▸ **Work to complete**
Gather up all lines that carry the word "time".

Dataset records
------------------------
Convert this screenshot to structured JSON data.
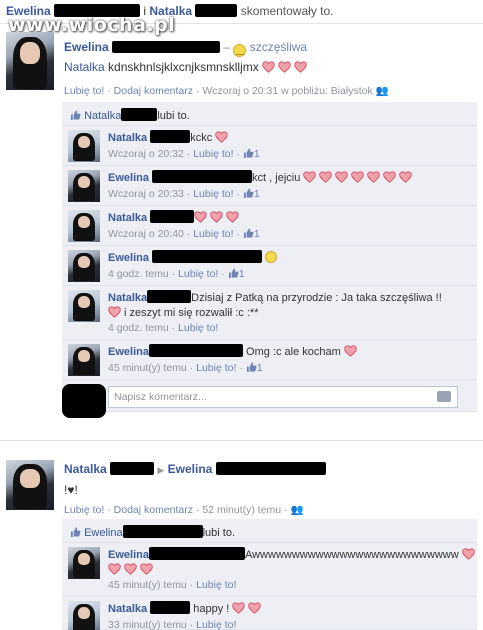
{
  "header": {
    "name1": "Ewelina",
    "joiner": "i",
    "name2": "Natalka",
    "suffix": "skomentowały to."
  },
  "watermark": "www.wiocha.pl",
  "post1": {
    "author": "Ewelina",
    "dash": "–",
    "feeling": "szczęśliwa",
    "tag": "Natalka",
    "text": "kdnskhnlsjklxcnjksmnsklljmx",
    "hearts": 3,
    "meta": {
      "like": "Lubię to!",
      "comment": "Dodaj komentarz",
      "time": "Wczoraj o 20:31 w pobliżu: Białystok"
    },
    "likes_name": "Natalka",
    "likes_suffix": "lubi to.",
    "comments": [
      {
        "author": "Natalka",
        "text": "kckc",
        "hearts_after": 1,
        "time": "Wczoraj o 20:32",
        "like": "Lubię to!",
        "count": "1"
      },
      {
        "author": "Ewelina",
        "text": "kct , jejciu",
        "hearts_after": 7,
        "time": "Wczoraj o 20:33",
        "like": "Lubię to!",
        "count": "1"
      },
      {
        "author": "Natalka",
        "text": "",
        "hearts_after": 3,
        "time": "Wczoraj o 20:40",
        "like": "Lubię to!",
        "count": "1"
      },
      {
        "author": "Ewelina",
        "text": "",
        "time": "4 godz. temu",
        "like": "Lubię to!",
        "count": "1"
      },
      {
        "author": "Natalka",
        "text": "Dzisiaj z Patką na przyrodzie : Ja taka szczęśliwa !!",
        "text2": "i zeszyt mi się rozwalił :c :**",
        "time": "4 godz. temu",
        "like": "Lubię to!"
      },
      {
        "author": "Ewelina",
        "text": "Omg :c ale kocham",
        "hearts_after": 1,
        "time": "45 minut(y) temu",
        "like": "Lubię to!",
        "count": "1"
      }
    ],
    "comment_placeholder": "Napisz komentarz..."
  },
  "post2": {
    "author": "Natalka",
    "arrow": "▶",
    "target": "Ewelina",
    "text": "!♥!",
    "meta": {
      "like": "Lubię to!",
      "comment": "Dodaj komentarz",
      "time": "52 minut(y) temu"
    },
    "likes_name": "Ewelina",
    "likes_suffix": "lubi to.",
    "comments": [
      {
        "author": "Ewelina",
        "text": "Awwwwwwwwwwwwwwwwwwwwwwwwww",
        "time": "45 minut(y) temu",
        "like": "Lubię to!"
      },
      {
        "author": "Natalka",
        "text": "happy !",
        "time": "33 minut(y) temu",
        "like": "Lubię to!"
      }
    ]
  },
  "colors": {
    "link": "#3b5998",
    "meta": "#90949c",
    "heart": "#e8596a",
    "comment_bg": "#edeff4"
  }
}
------------------------
▸ **Final answer**
      "time": "Wczoraj o 20:31 w pobliżu: Białystok"
        "time": "Wczoraj o 20:32",
        "time": "Wczoraj o 20:33",
        "time": "Wczoraj o 20:40",
        "time": "4 godz. temu",
        "time": "4 godz. temu",
        "time": "45 minut(y) temu",
      "time": "52 minut(y) temu"
        "time": "45 minut(y) temu",
        "time": "33 minut(y) temu",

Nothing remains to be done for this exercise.